■ Exercise task ■
Please write out, unchanged, the lines in the items below from the line with "count-in-badge: 1234 — [363, 42, 384, 52]" to the line with "tab-piano-roll[interactable]: Piano Roll", including both of those lines.

■ Data for this task ■

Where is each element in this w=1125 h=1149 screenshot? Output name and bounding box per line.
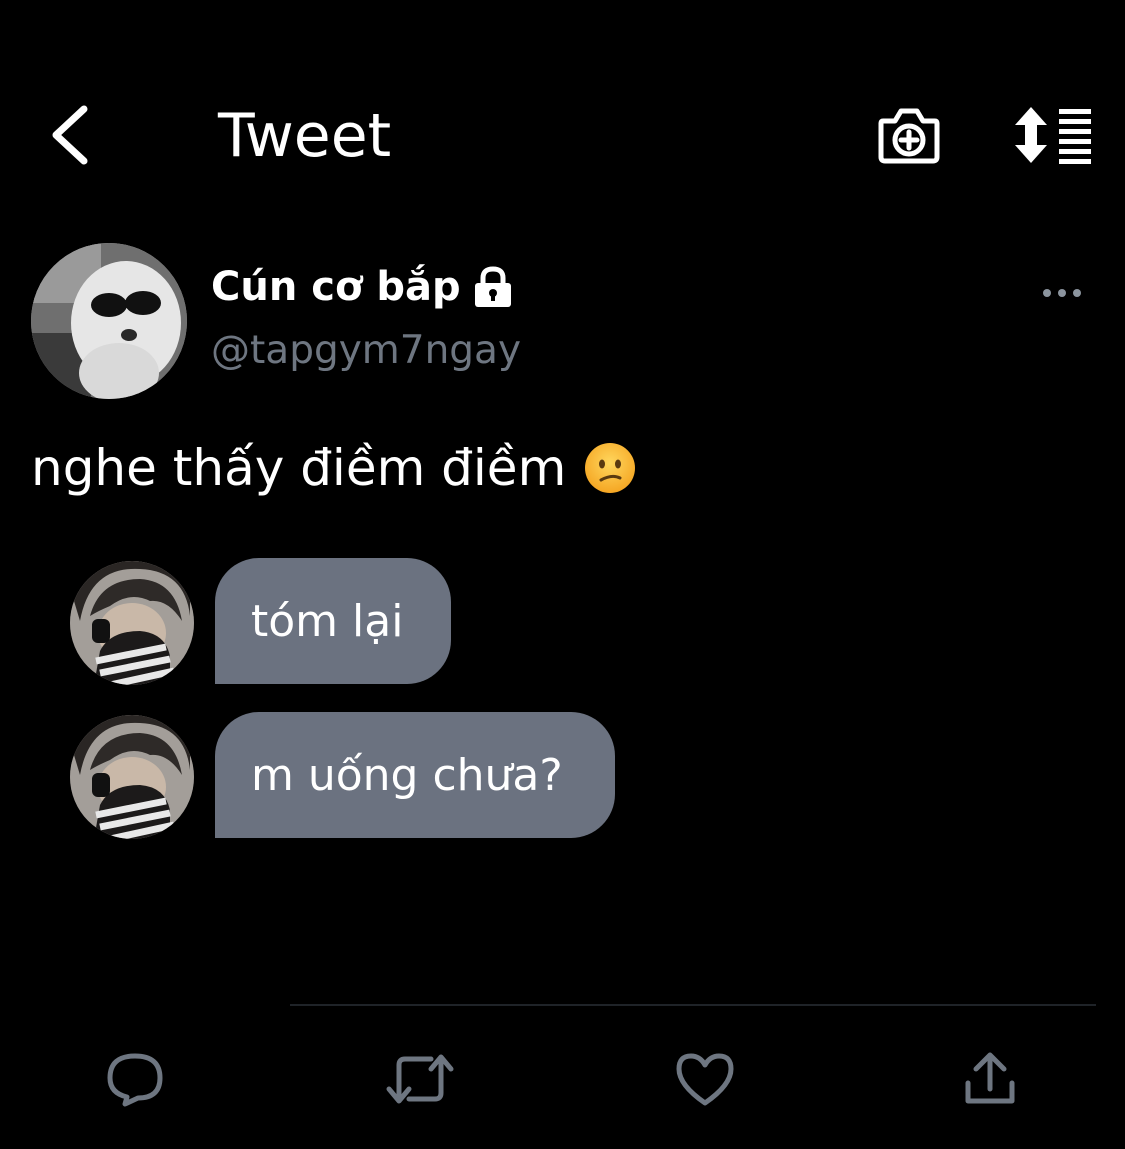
confused-face-emoji-icon [585, 443, 636, 493]
share-button[interactable] [954, 1044, 1026, 1114]
like-button[interactable] [669, 1044, 741, 1114]
chat-bubble: tóm lại [215, 558, 451, 684]
reply-icon [107, 1053, 163, 1107]
chevron-left-icon [52, 105, 88, 165]
chat-avatar [70, 715, 194, 839]
more-dots-icon [1043, 289, 1081, 297]
chat-bubble: m uống chưa? [215, 712, 615, 838]
chat-message-text: m uống chưa? [251, 749, 563, 801]
chat-avatar [70, 561, 194, 685]
camera-plus-icon [878, 108, 940, 164]
heart-icon [676, 1053, 734, 1106]
page-title: Tweet [218, 101, 392, 171]
retweet-button[interactable] [384, 1044, 456, 1114]
author-handle[interactable]: @tapgym7ngay [211, 328, 521, 373]
dog-avatar-image [31, 243, 187, 399]
reply-button[interactable] [99, 1044, 171, 1114]
back-button[interactable] [40, 100, 100, 170]
author-avatar[interactable] [31, 243, 187, 399]
sort-button[interactable] [1010, 100, 1096, 170]
person-avatar-image [70, 561, 194, 685]
author-display-name[interactable]: Cún cơ bắp [211, 264, 461, 310]
tweet-body: nghe thấy điềm điềm [31, 436, 636, 500]
share-icon [965, 1052, 1015, 1104]
tweet-text: nghe thấy điềm điềm [31, 439, 567, 497]
author-name-row: Cún cơ bắp [211, 262, 513, 312]
divider [290, 1004, 1096, 1006]
retweet-icon [386, 1054, 454, 1104]
chat-message-text: tóm lại [251, 595, 404, 647]
sort-list-icon [1015, 107, 1091, 164]
add-photo-button[interactable] [872, 100, 946, 170]
lock-icon [474, 266, 511, 307]
person-avatar-image [70, 715, 194, 839]
more-options-button[interactable] [1036, 275, 1088, 311]
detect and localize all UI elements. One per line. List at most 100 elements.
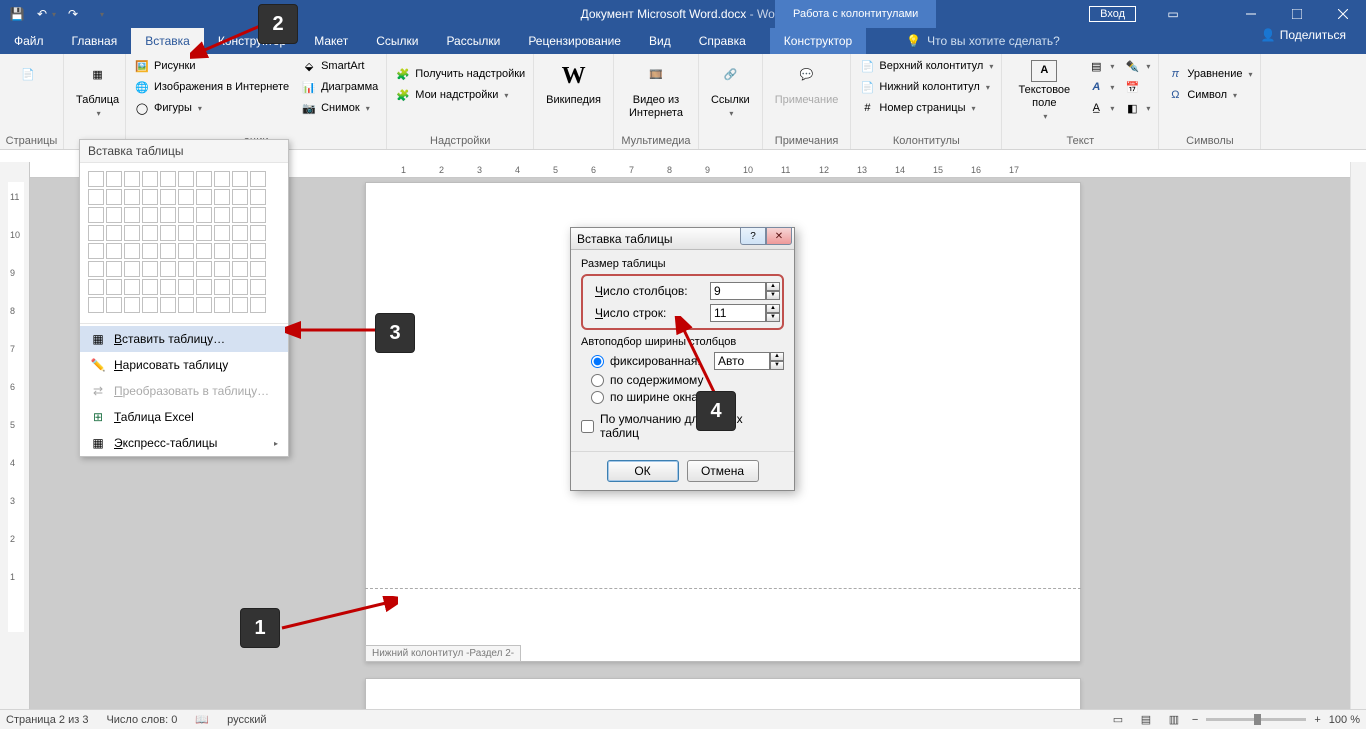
signature-icon: ✒️ [1124, 58, 1140, 74]
fixed-width-input[interactable] [714, 352, 770, 370]
get-addins-button[interactable]: 🧩Получить надстройки [391, 64, 529, 84]
tab-help[interactable]: Справка [685, 28, 760, 54]
rows-down-button[interactable]: ▼ [766, 313, 780, 322]
columns-spinner[interactable]: ▲▼ [710, 282, 780, 300]
chevron-down-icon: ▾ [97, 109, 101, 119]
pictures-icon: 🖼️ [134, 58, 150, 74]
share-button[interactable]: 👤 Поделиться [1261, 28, 1346, 42]
group-symbols: πУравнение▾ ΩСимвол▾ Символы [1159, 54, 1261, 149]
close-icon: ✕ [775, 231, 783, 242]
links-button[interactable]: 🔗Ссылки▾ [703, 56, 758, 123]
comment-button[interactable]: 💬Примечание [767, 56, 847, 111]
language-indicator[interactable]: русский [227, 714, 266, 726]
excel-table-menu-item[interactable]: ⊞Таблица Excel [80, 404, 288, 430]
dialog-titlebar[interactable]: Вставка таблицы ? ✕ [571, 228, 794, 250]
rows-up-button[interactable]: ▲ [766, 304, 780, 313]
online-pictures-icon: 🌐 [134, 79, 150, 95]
undo-button[interactable]: ↶▾ [32, 2, 58, 26]
word-count[interactable]: Число слов: 0 [106, 714, 177, 726]
footer-button[interactable]: 📄Нижний колонтитул▾ [855, 77, 997, 97]
zoom-level[interactable]: 100 % [1329, 714, 1360, 726]
shapes-button[interactable]: ◯Фигуры▾ [130, 98, 293, 118]
pictures-button[interactable]: 🖼️Рисунки [130, 56, 293, 76]
zoom-out-button[interactable]: − [1192, 714, 1198, 726]
rows-input[interactable] [710, 304, 766, 322]
redo-button[interactable]: ↷ [60, 2, 86, 26]
tab-layout[interactable]: Макет [300, 28, 362, 54]
tell-me-search[interactable]: 💡 Что вы хотите сделать? [906, 28, 1060, 54]
dialog-help-button[interactable]: ? [740, 227, 766, 245]
vertical-ruler[interactable]: 1110987654321 [0, 162, 30, 709]
pages-button[interactable]: 📄 [4, 56, 52, 96]
fixed-up-button[interactable]: ▲ [770, 352, 784, 361]
tab-mailings[interactable]: Рассылки [432, 28, 514, 54]
drop-cap-button[interactable]: A̲▾ [1084, 98, 1118, 118]
group-pages-label: Страницы [4, 133, 59, 149]
autofit-window-radio[interactable] [591, 391, 604, 404]
quick-parts-button[interactable]: ▤▾ [1084, 56, 1118, 76]
footer-boundary [365, 588, 1081, 589]
table-button[interactable]: ▦Таблица▾ [68, 56, 127, 123]
document-page-2[interactable] [365, 678, 1081, 709]
columns-down-button[interactable]: ▼ [766, 291, 780, 300]
vertical-scrollbar[interactable] [1350, 162, 1366, 709]
table-grid-picker[interactable] [80, 163, 288, 321]
chart-button[interactable]: 📊Диаграмма [297, 77, 382, 97]
close-button[interactable] [1320, 0, 1366, 28]
object-button[interactable]: ◧▾ [1120, 98, 1154, 118]
qat-customize-button[interactable]: ▾ [88, 2, 114, 26]
date-time-button[interactable]: 📅 [1120, 77, 1154, 97]
quick-tables-menu-item[interactable]: ▦Экспресс-таблицы▸ [80, 430, 288, 456]
chevron-down-icon: ▾ [972, 104, 976, 113]
proofing-icon[interactable]: 📖 [195, 713, 209, 726]
remember-dimensions-checkbox[interactable] [581, 420, 594, 433]
smartart-button[interactable]: ⬙SmartArt [297, 56, 382, 76]
zoom-in-button[interactable]: + [1314, 714, 1320, 726]
sign-in-button[interactable]: Вход [1089, 6, 1136, 22]
read-mode-button[interactable]: ▭ [1108, 712, 1128, 728]
web-layout-button[interactable]: ▥ [1164, 712, 1184, 728]
tab-references[interactable]: Ссылки [362, 28, 432, 54]
text-box-button[interactable]: AТекстовое поле▾ [1006, 56, 1082, 126]
equation-button[interactable]: πУравнение▾ [1163, 64, 1256, 84]
maximize-button[interactable] [1274, 0, 1320, 28]
ribbon-display-options-button[interactable]: ▭ [1165, 6, 1181, 22]
zoom-slider[interactable] [1206, 718, 1306, 721]
tab-review[interactable]: Рецензирование [514, 28, 635, 54]
dialog-close-button[interactable]: ✕ [766, 227, 792, 245]
video-icon: 🎞️ [640, 60, 672, 92]
cancel-button[interactable]: Отмена [687, 460, 759, 482]
screenshot-button[interactable]: 📷Снимок▾ [297, 98, 382, 118]
tab-insert[interactable]: Вставка [131, 28, 204, 54]
tab-home[interactable]: Главная [58, 28, 132, 54]
wordart-button[interactable]: A▾ [1084, 77, 1118, 97]
signature-line-button[interactable]: ✒️▾ [1120, 56, 1154, 76]
page-indicator[interactable]: Страница 2 из 3 [6, 714, 88, 726]
my-addins-button[interactable]: 🧩Мои надстройки▾ [391, 85, 529, 105]
symbol-button[interactable]: ΩСимвол▾ [1163, 85, 1256, 105]
web-layout-icon: ▥ [1169, 713, 1179, 726]
rows-spinner[interactable]: ▲▼ [710, 304, 780, 322]
minimize-button[interactable] [1228, 0, 1274, 28]
page-number-button[interactable]: #Номер страницы▾ [855, 98, 997, 118]
save-button[interactable]: 💾 [4, 2, 30, 26]
columns-input[interactable] [710, 282, 766, 300]
columns-up-button[interactable]: ▲ [766, 282, 780, 291]
tab-file[interactable]: Файл [0, 28, 58, 54]
zoom-slider-thumb[interactable] [1254, 714, 1261, 725]
autofit-fixed-radio[interactable] [591, 355, 604, 368]
fixed-width-spinner[interactable]: ▲▼ [714, 352, 784, 370]
draw-table-menu-item[interactable]: ✏️Нарисовать таблицу [80, 352, 288, 378]
wikipedia-button[interactable]: WВикипедия [538, 56, 609, 111]
fixed-down-button[interactable]: ▼ [770, 361, 784, 370]
print-layout-button[interactable]: ▤ [1136, 712, 1156, 728]
ok-button[interactable]: ОК [607, 460, 679, 482]
insert-table-menu-item[interactable]: ▦Вставить таблицу… [80, 326, 288, 352]
tab-view[interactable]: Вид [635, 28, 685, 54]
autofit-contents-radio[interactable] [591, 374, 604, 387]
online-video-button[interactable]: 🎞️Видео из Интернета [618, 56, 694, 124]
ribbon-tabs: Файл Главная Вставка Конструктор Макет С… [0, 28, 1366, 54]
header-button[interactable]: 📄Верхний колонтитул▾ [855, 56, 997, 76]
tab-context-design[interactable]: Конструктор [770, 28, 866, 54]
online-pictures-button[interactable]: 🌐Изображения в Интернете [130, 77, 293, 97]
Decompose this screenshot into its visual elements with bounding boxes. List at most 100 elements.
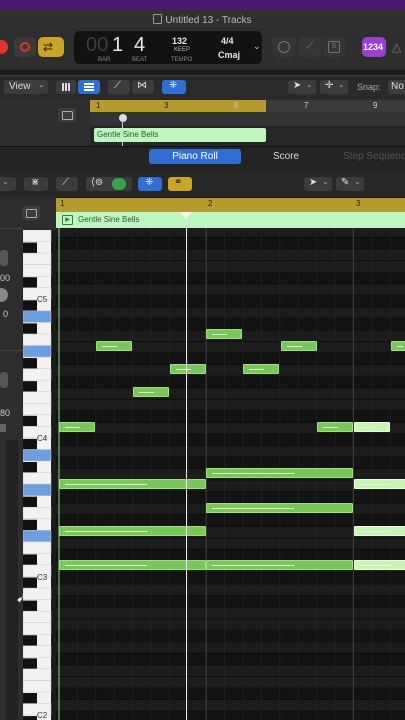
count-in-badge: 1234 — [363, 42, 384, 52]
midi-note[interactable] — [170, 364, 206, 374]
piano-key-white — [23, 680, 52, 693]
add-track-button[interactable] — [58, 108, 76, 122]
lcd-tempo[interactable]: 132 — [172, 36, 187, 46]
midi-note[interactable] — [59, 479, 206, 489]
piano-key-black — [23, 277, 37, 288]
midi-note[interactable] — [206, 329, 242, 339]
midi-note[interactable] — [59, 560, 206, 570]
metronome-icon[interactable]: △ — [392, 40, 401, 54]
tab-piano-roll[interactable]: Piano Roll — [149, 149, 241, 164]
playhead-marker-icon[interactable] — [119, 114, 127, 122]
tab-score[interactable]: Score — [273, 151, 299, 162]
key-label-c4: C4 — [37, 434, 48, 443]
list-view-button[interactable] — [78, 80, 100, 94]
window-title: Untitled 13 - Tracks — [0, 14, 405, 26]
midi-in-button[interactable]: ⟨⊚ — [86, 177, 132, 191]
pr-catch-button[interactable]: ⁜ — [138, 177, 162, 191]
catch-button[interactable]: ⁜ — [162, 80, 186, 94]
piano-key-black — [23, 519, 37, 531]
secondary-tool-menu[interactable]: ✛ ⌄ — [320, 80, 348, 94]
midi-out-icon — [112, 178, 126, 190]
midi-note[interactable] — [354, 479, 405, 489]
grid-row — [56, 353, 405, 365]
region-play-icon[interactable]: ▶ — [62, 215, 73, 225]
view-menu[interactable]: View ⌄ — [4, 80, 48, 94]
piano-key-white — [23, 310, 52, 323]
solo-button[interactable]: S — [323, 37, 345, 57]
local-menu[interactable]: ⌄ — [0, 177, 16, 191]
midi-note[interactable] — [281, 341, 317, 351]
midi-note[interactable] — [317, 422, 353, 432]
lcd-key[interactable]: Cmaj — [218, 50, 240, 60]
inspector-slider[interactable] — [0, 424, 6, 432]
midi-note[interactable] — [206, 503, 353, 513]
solo-icon: S — [328, 41, 340, 53]
count-in-button[interactable]: 1234 — [362, 37, 386, 57]
catch-icon: ⁜ — [169, 80, 178, 91]
inspector-value: 80 — [0, 408, 11, 418]
automation-button[interactable]: ⟋ — [108, 80, 130, 94]
tracks-ruler-lower — [90, 112, 405, 126]
pr-ruler-mark: 1 — [60, 199, 65, 208]
tracks-ruler-mark: 9 — [373, 101, 378, 110]
lcd-beat: 4 — [134, 34, 146, 56]
grid-row — [56, 457, 405, 469]
lcd-bar: 1 — [112, 34, 124, 56]
low-latency-button[interactable] — [272, 37, 296, 57]
chevron-down-icon: ⌄ — [322, 177, 329, 186]
pointer-icon: ➤ — [309, 177, 318, 188]
grid-row — [56, 641, 405, 654]
pr-automation-button[interactable]: ⟋ — [56, 177, 78, 191]
inspector-button[interactable] — [0, 250, 8, 266]
tuner-button[interactable]: ⟋ — [298, 37, 322, 57]
pointer-tool-menu[interactable]: ➤ ⌄ — [288, 80, 316, 94]
pr-pencil-tool-menu[interactable]: ✎ ⌄ — [336, 177, 364, 191]
midi-note[interactable] — [243, 364, 279, 374]
link-icon: ⚭ — [174, 177, 183, 188]
midi-note[interactable] — [354, 526, 405, 536]
piano-roll-ruler[interactable] — [56, 198, 405, 212]
pr-pointer-tool-menu[interactable]: ➤ ⌄ — [304, 177, 332, 191]
tracks-ruler-mark: 1 — [96, 101, 101, 110]
pointer-icon: ➤ — [293, 80, 302, 91]
midi-note[interactable] — [96, 341, 132, 351]
tab-step-sequencer[interactable]: Step Sequenc — [343, 151, 405, 162]
piano-key-white — [23, 403, 52, 416]
midi-note[interactable] — [59, 526, 206, 536]
piano-key-white — [23, 345, 52, 358]
piano-key-black — [23, 577, 37, 589]
record-alt-button[interactable] — [14, 37, 36, 57]
flex-button[interactable]: ⋈ — [132, 80, 154, 94]
midi-note[interactable] — [133, 387, 169, 397]
flex-icon: ⋈ — [137, 80, 147, 91]
midi-note[interactable] — [354, 560, 405, 570]
lcd-chevron-down-icon[interactable]: ⌄ — [253, 41, 261, 52]
snap-label: Snap: — [357, 82, 381, 92]
piano-roll-grid[interactable] — [56, 228, 405, 720]
midi-note[interactable] — [391, 341, 405, 351]
tracks-ruler[interactable] — [266, 100, 405, 112]
snap-menu[interactable]: No — [388, 80, 405, 94]
lcd-time-signature[interactable]: 4/4 — [221, 36, 234, 46]
piano-key-white — [23, 506, 52, 520]
link-button[interactable]: ⚭ — [168, 177, 192, 191]
grid-view-button[interactable] — [56, 80, 76, 94]
chevron-down-icon: ⌄ — [306, 80, 313, 89]
crosshair-icon: ✛ — [325, 80, 334, 91]
collapse-button[interactable]: ⋇ — [24, 177, 48, 191]
key-label-c5: C5 — [37, 295, 48, 304]
inspector-button[interactable] — [0, 372, 8, 388]
piano-key-black — [23, 716, 37, 720]
piano-key-white — [23, 368, 52, 381]
midi-note[interactable] — [354, 422, 390, 432]
midi-note[interactable] — [206, 468, 353, 478]
cycle-button[interactable]: ⇄ — [38, 37, 64, 57]
midi-note[interactable] — [59, 422, 95, 432]
pr-add-button[interactable] — [22, 206, 40, 220]
lcd-beat-label: BEAT — [132, 57, 148, 63]
tuner-icon: ⟋ — [306, 40, 314, 52]
grid-row — [56, 399, 405, 411]
midi-note[interactable] — [206, 560, 353, 570]
inspector-divider — [0, 228, 23, 229]
midi-in-icon: ⟨⊚ — [91, 177, 104, 188]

■ Response to the exercise ■
count-in-badge: 1234 — [363, 42, 384, 52]
midi-note[interactable] — [170, 364, 206, 374]
piano-key-white — [23, 680, 52, 693]
add-track-button[interactable] — [58, 108, 76, 122]
lcd-tempo[interactable]: 132 — [172, 36, 187, 46]
midi-note[interactable] — [59, 479, 206, 489]
piano-key-black — [23, 277, 37, 288]
midi-note[interactable] — [206, 329, 242, 339]
midi-note[interactable] — [59, 560, 206, 570]
metronome-icon[interactable]: △ — [392, 40, 401, 54]
tab-piano-roll[interactable]: Piano Roll — [149, 149, 241, 164]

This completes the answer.